REQUIREMENTS: Work out how many lines hold the string "Touche". The answer is a single number, nothing more.

(Part of a data file)
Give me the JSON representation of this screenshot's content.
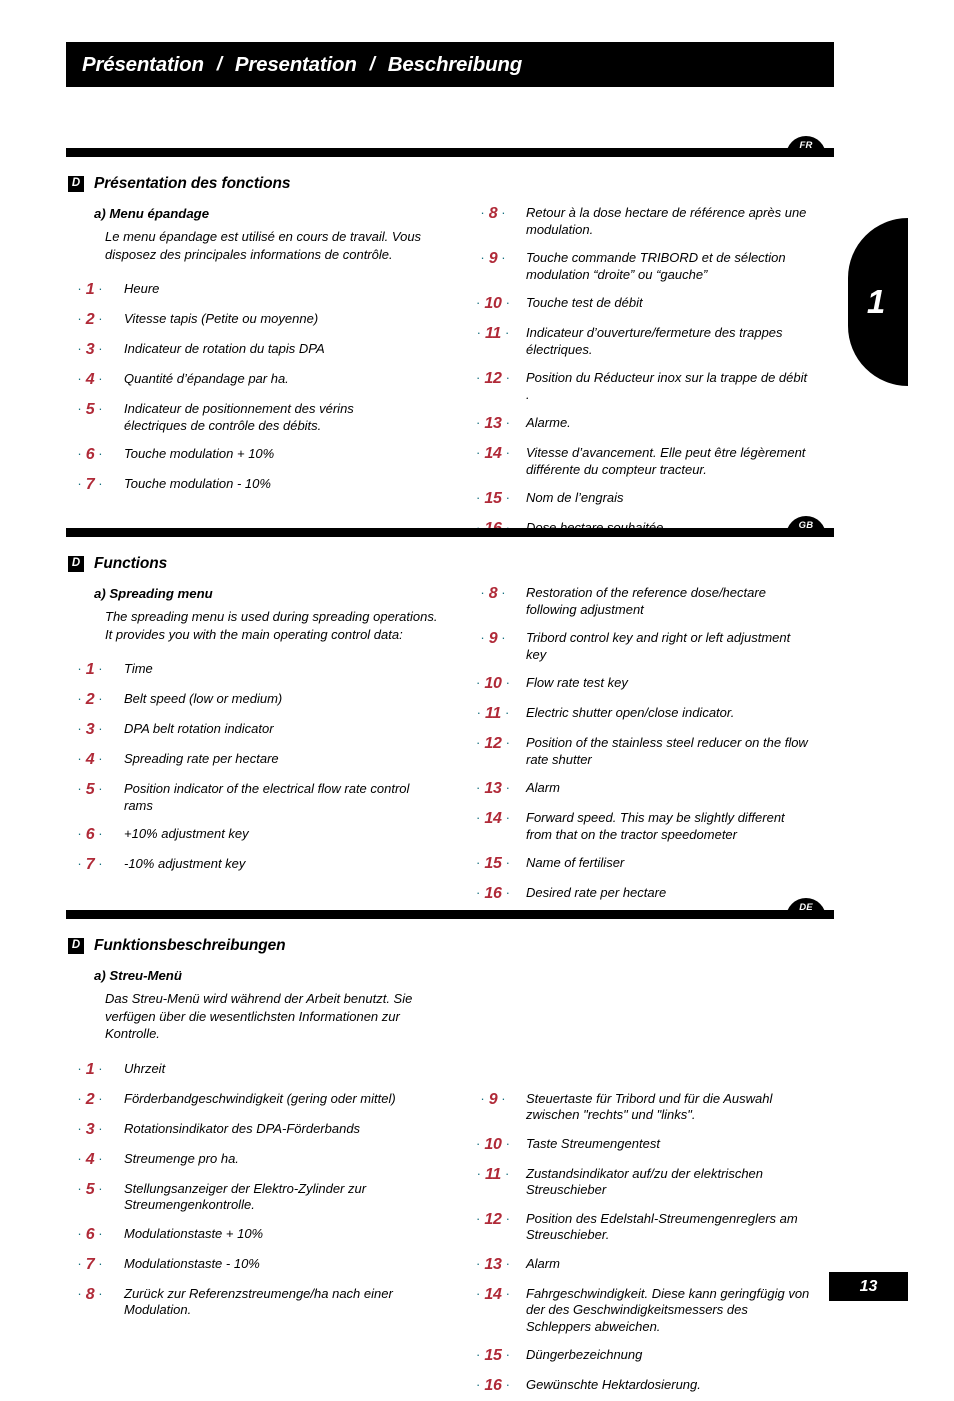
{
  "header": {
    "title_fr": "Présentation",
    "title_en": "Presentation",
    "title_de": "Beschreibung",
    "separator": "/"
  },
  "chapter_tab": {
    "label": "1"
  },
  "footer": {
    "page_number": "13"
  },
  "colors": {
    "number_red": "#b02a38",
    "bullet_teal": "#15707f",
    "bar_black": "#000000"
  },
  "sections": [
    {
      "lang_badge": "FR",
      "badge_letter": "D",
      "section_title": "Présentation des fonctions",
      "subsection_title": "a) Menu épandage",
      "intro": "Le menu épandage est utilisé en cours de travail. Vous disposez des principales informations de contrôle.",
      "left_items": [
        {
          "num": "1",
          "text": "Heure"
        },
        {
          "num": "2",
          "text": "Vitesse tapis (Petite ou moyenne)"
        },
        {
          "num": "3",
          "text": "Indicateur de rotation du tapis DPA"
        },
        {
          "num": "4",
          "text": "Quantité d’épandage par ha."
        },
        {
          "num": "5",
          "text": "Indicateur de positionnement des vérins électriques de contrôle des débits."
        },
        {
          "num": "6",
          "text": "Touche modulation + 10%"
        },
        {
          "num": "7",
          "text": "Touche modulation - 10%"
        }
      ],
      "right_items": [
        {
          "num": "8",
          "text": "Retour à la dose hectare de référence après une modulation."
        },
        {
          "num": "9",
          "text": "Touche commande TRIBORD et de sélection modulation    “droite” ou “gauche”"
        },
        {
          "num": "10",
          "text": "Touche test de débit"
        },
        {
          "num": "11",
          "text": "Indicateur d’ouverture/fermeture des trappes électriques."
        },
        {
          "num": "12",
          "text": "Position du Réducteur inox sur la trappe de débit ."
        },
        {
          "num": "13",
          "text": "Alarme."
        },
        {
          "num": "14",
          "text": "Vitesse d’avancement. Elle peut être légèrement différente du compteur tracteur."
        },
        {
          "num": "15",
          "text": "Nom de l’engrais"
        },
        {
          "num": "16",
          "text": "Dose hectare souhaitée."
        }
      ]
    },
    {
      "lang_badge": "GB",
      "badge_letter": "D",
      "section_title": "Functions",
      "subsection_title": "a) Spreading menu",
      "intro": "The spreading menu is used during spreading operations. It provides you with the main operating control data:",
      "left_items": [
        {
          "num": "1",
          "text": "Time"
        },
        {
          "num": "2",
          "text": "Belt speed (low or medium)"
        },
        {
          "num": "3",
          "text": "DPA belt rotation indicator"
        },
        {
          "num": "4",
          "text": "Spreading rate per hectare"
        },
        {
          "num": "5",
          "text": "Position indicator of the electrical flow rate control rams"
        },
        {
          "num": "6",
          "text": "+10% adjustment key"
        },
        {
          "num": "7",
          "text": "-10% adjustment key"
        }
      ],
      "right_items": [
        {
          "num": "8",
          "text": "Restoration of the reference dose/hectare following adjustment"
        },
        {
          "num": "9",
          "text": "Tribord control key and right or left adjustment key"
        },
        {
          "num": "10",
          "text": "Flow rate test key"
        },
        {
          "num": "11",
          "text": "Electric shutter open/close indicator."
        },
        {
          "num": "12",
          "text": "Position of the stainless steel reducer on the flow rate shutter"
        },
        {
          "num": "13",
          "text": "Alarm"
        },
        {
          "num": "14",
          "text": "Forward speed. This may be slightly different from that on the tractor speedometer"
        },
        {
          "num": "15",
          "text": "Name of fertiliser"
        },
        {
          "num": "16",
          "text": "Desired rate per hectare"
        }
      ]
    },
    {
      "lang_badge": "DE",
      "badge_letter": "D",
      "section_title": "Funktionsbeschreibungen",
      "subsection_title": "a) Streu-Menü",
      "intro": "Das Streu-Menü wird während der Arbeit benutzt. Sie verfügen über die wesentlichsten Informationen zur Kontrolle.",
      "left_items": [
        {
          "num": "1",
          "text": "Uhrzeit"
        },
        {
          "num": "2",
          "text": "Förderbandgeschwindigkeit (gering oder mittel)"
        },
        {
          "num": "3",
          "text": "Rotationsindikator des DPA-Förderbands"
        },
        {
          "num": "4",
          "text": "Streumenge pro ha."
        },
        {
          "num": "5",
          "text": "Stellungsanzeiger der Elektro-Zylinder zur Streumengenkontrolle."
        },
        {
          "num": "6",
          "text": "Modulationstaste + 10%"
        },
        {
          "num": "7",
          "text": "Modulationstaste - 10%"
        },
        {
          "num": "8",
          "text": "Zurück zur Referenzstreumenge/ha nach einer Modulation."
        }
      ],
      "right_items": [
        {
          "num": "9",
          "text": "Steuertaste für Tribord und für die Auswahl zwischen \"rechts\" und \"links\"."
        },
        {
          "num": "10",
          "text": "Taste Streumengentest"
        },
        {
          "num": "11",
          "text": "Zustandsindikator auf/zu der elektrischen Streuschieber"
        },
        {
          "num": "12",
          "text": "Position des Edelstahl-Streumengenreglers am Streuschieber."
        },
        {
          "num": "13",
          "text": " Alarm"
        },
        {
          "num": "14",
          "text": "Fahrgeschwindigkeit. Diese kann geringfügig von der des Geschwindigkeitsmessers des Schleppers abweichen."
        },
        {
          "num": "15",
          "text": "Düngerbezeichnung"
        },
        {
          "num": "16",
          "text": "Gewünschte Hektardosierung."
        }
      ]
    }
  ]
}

OUTPUT FOR THIS TASK: 4